To do: From the listing that follows, extract every line and set it down unaltered.

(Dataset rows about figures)
--- --- ---

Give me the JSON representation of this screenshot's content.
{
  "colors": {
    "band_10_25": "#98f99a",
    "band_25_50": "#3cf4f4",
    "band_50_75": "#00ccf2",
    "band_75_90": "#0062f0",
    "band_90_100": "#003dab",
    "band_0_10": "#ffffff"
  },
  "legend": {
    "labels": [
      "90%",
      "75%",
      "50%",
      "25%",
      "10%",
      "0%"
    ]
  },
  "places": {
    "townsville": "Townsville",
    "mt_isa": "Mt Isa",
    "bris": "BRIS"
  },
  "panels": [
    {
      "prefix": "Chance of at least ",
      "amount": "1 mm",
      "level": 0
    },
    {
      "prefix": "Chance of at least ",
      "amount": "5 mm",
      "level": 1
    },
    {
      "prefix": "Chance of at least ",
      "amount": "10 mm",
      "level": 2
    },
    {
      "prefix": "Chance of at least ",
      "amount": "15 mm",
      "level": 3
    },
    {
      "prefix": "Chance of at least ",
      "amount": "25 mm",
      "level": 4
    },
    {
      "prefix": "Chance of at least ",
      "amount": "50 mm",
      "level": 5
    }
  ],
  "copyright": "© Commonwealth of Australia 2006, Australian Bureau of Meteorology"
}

--- --- ---

Task solution:
Give me the JSON representation of this screenshot's content.
{
  "colors": {
    "band_10_25": "#98f99a",
    "band_25_50": "#3cf4f4",
    "band_50_75": "#00ccf2",
    "band_75_90": "#0062f0",
    "band_90_100": "#003dab",
    "band_0_10": "#ffffff"
  },
  "legend": {
    "labels": [
      "90%",
      "75%",
      "50%",
      "25%",
      "10%",
      "0%"
    ]
  },
  "places": {
    "townsville": "Townsville",
    "mt_isa": "Mt Isa",
    "bris": "BRIS"
  },
  "panels": [
    {
      "prefix": "Chance of at least ",
      "amount": "1 mm",
      "level": 0
    },
    {
      "prefix": "Chance of at least ",
      "amount": "5 mm",
      "level": 1
    },
    {
      "prefix": "Chance of at least ",
      "amount": "10 mm",
      "level": 2
    },
    {
      "prefix": "Chance of at least ",
      "amount": "15 mm",
      "level": 3
    },
    {
      "prefix": "Chance of at least ",
      "amount": "25 mm",
      "level": 4
    },
    {
      "prefix": "Chance of at least ",
      "amount": "50 mm",
      "level": 5
    }
  ],
  "copyright": "© Commonwealth of Australia 2006, Australian Bureau of Meteorology"
}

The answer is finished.